◆ AIM OF THE EXERCISE ◆
Swap "Step 2" for "Step 3" in everything from the line containing "Identify all the" down to the line containing "- table-select-placeholder: Select", changing nothing else. Give only those lines, without the picture.

◆ AVAILABLE RECORDS ◆
= = = = =

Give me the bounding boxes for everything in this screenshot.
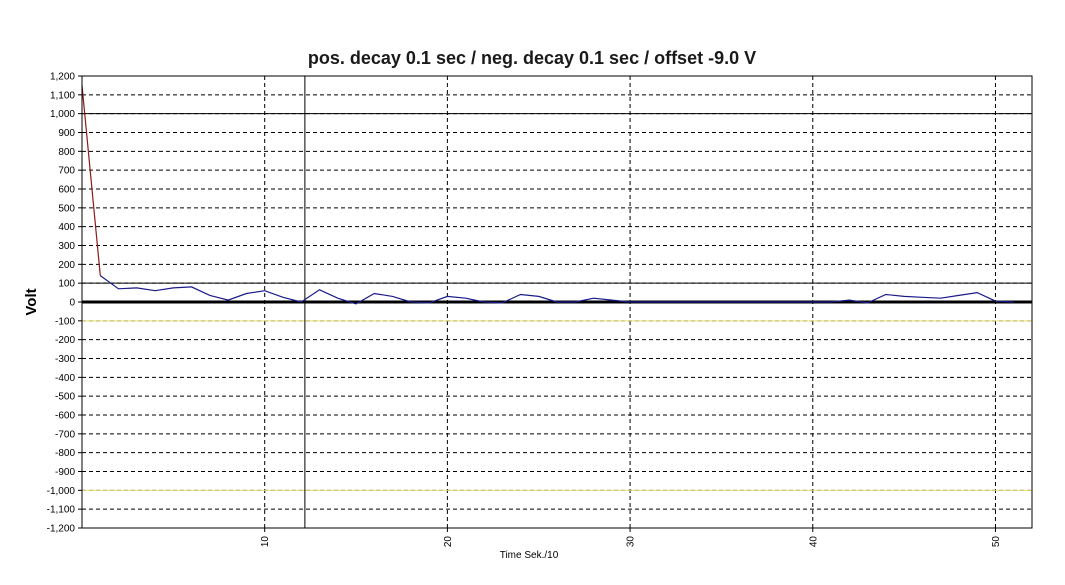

= = = = =

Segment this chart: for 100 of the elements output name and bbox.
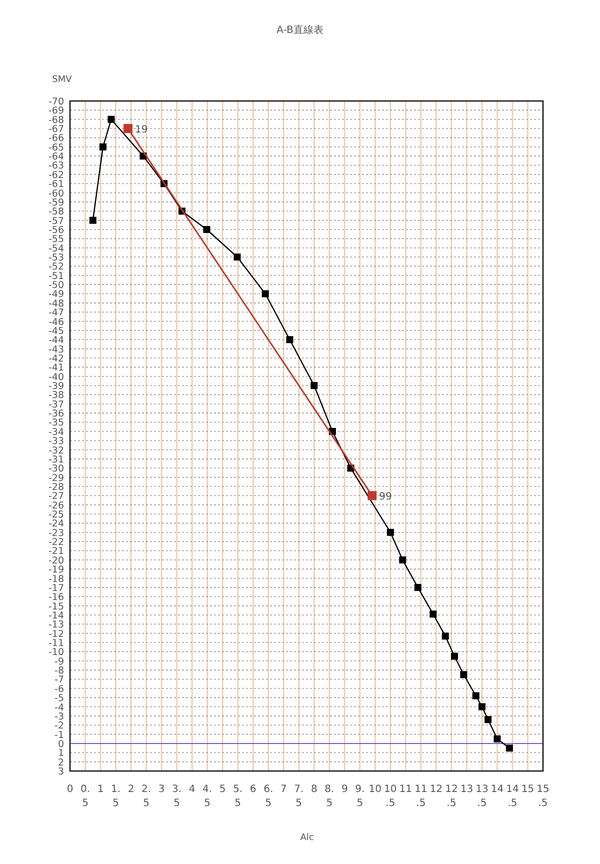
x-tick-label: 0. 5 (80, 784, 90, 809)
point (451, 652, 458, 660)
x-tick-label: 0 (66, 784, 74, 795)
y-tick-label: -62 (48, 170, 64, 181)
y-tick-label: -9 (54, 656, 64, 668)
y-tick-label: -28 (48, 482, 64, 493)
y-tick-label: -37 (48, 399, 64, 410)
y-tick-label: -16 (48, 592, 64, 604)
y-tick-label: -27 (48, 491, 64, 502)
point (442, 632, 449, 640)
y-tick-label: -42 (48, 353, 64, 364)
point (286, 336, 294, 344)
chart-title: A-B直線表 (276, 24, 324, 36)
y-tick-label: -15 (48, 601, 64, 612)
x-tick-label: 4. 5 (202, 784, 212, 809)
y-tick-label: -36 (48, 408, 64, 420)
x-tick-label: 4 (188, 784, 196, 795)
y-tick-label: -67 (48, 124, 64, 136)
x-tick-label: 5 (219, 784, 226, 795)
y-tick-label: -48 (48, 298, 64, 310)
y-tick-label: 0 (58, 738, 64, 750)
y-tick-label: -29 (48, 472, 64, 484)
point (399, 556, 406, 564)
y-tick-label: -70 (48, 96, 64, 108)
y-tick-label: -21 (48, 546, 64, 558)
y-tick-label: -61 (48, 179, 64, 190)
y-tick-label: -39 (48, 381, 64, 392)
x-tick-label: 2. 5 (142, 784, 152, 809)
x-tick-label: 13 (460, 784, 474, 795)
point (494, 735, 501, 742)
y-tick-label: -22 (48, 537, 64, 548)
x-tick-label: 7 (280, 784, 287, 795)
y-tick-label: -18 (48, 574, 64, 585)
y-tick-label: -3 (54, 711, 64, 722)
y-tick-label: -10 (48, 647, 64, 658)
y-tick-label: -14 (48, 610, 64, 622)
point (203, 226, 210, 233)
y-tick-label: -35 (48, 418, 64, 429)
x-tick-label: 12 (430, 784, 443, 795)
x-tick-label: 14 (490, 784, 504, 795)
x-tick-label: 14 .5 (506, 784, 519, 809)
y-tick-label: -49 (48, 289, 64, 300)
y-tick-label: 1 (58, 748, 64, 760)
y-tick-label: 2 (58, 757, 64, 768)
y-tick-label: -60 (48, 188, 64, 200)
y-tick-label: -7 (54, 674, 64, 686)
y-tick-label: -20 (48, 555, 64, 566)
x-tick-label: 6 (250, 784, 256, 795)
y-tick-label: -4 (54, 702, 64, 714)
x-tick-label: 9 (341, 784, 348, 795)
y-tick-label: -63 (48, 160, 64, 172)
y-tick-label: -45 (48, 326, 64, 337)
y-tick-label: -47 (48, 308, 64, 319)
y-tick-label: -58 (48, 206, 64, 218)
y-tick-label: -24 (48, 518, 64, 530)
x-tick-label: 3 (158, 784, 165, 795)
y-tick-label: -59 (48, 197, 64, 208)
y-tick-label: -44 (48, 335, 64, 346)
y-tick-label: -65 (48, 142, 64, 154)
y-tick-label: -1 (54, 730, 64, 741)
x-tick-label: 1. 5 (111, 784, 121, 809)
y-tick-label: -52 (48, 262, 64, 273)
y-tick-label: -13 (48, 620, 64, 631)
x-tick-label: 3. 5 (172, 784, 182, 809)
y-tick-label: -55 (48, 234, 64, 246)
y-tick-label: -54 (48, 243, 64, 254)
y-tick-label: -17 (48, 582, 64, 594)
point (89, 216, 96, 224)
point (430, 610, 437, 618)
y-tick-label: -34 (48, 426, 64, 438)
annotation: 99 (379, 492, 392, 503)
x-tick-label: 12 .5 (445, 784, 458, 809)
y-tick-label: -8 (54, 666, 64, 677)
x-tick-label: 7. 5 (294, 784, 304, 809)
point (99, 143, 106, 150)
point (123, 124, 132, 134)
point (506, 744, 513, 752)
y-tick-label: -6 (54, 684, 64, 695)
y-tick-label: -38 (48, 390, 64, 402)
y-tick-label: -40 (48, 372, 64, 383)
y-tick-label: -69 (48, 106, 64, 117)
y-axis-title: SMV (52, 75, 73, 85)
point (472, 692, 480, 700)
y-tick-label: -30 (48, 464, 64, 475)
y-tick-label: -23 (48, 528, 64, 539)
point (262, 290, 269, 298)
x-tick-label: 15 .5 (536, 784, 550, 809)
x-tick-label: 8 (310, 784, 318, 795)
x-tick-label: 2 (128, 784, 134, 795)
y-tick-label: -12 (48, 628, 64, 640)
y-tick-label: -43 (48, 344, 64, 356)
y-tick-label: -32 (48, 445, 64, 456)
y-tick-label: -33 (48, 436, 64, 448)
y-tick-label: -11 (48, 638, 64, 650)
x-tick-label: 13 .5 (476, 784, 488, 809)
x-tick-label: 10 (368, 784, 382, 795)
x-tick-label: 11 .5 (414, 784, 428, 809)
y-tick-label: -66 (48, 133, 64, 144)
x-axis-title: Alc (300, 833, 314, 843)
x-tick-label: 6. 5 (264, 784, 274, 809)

= = = = =

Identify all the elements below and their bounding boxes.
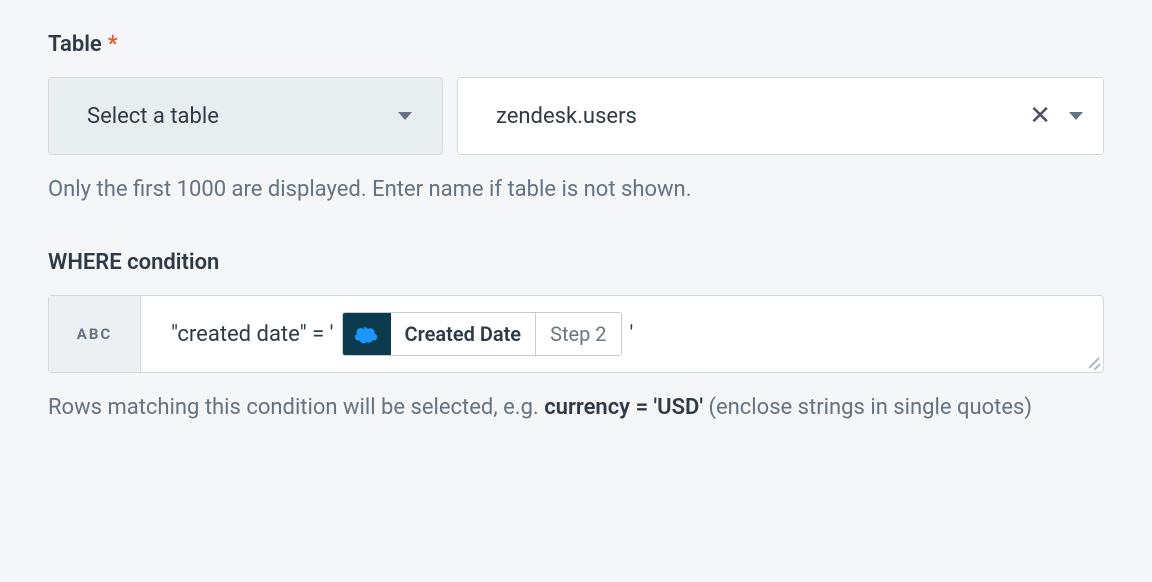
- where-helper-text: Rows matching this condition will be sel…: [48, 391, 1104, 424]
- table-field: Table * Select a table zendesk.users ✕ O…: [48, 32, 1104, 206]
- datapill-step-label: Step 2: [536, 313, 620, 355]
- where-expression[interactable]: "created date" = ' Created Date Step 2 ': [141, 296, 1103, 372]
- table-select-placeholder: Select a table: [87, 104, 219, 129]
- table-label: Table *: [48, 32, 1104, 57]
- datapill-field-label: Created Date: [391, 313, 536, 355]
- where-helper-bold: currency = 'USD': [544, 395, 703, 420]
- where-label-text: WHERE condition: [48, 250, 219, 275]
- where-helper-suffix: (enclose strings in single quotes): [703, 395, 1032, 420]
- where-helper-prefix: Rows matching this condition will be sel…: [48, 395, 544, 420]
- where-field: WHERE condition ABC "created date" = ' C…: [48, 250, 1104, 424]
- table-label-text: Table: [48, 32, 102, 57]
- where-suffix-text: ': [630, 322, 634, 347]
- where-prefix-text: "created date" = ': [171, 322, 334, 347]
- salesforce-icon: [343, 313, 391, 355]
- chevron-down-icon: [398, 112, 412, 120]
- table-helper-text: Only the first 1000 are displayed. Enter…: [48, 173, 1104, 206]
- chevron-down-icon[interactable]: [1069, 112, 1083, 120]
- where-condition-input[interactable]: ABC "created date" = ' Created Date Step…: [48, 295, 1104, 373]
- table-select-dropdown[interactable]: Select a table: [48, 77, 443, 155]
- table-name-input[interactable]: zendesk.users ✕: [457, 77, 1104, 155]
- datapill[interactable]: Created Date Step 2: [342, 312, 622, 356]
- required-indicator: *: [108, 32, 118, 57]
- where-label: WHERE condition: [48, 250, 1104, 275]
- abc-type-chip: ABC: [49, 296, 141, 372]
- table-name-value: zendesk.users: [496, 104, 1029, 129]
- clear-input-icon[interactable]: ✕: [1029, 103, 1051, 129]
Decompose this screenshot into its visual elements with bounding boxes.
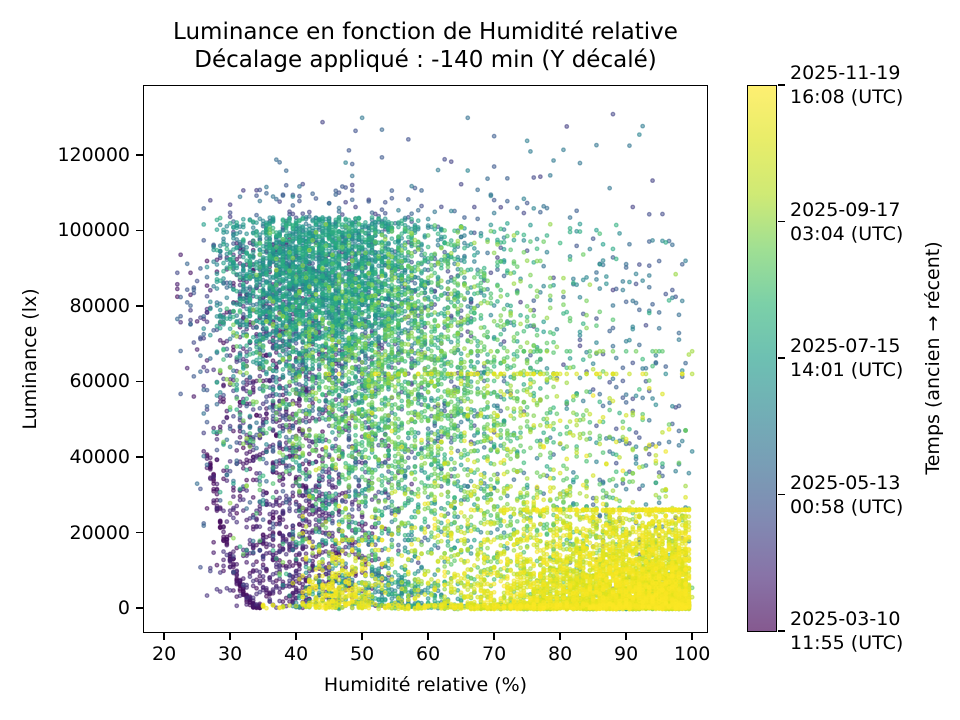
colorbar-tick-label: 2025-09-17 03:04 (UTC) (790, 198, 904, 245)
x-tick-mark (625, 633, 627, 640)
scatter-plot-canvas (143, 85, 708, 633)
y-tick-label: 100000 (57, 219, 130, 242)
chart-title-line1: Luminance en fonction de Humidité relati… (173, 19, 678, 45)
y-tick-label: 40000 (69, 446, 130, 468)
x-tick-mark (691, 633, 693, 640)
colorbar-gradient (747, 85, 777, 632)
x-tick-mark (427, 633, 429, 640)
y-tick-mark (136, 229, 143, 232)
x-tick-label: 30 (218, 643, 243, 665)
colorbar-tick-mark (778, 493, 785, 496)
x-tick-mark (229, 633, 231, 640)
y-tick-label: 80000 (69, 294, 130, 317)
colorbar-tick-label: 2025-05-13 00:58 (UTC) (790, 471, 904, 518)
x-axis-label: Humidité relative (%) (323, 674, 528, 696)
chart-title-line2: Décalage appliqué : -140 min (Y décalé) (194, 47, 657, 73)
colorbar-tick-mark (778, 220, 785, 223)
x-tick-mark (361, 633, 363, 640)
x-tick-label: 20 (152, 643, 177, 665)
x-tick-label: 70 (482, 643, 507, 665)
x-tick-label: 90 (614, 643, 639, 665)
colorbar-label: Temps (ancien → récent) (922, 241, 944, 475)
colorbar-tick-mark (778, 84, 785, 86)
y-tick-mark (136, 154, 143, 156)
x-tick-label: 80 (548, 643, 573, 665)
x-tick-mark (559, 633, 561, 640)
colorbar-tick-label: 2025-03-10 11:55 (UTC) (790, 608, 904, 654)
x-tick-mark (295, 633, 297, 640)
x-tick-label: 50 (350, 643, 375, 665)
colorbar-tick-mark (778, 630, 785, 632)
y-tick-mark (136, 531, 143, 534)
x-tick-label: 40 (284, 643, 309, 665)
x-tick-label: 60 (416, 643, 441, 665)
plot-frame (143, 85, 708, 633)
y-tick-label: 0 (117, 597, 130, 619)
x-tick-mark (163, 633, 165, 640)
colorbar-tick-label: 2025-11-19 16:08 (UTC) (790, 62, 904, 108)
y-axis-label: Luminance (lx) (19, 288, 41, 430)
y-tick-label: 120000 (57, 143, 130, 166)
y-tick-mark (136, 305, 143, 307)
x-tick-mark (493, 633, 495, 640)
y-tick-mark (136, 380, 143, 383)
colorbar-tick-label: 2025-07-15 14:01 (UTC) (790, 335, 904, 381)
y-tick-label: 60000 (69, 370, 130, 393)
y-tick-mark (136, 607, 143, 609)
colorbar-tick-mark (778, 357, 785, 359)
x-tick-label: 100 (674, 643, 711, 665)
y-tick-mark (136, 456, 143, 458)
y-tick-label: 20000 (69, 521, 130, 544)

= = = = =

◆ FINISHED TASK ◆
Identify all the elements below and their bounding boxes.
- where-helper-text: Rows matching this condition will be sel…: [48, 391, 1104, 424]
- table-field: Table * Select a table zendesk.users ✕ O…: [48, 32, 1104, 206]
- datapill-step-label: Step 3: [536, 313, 620, 355]
- where-expression[interactable]: "created date" = ' Created Date Step 3 ': [141, 296, 1103, 372]
- table-select-placeholder: Select a table: [87, 104, 219, 129]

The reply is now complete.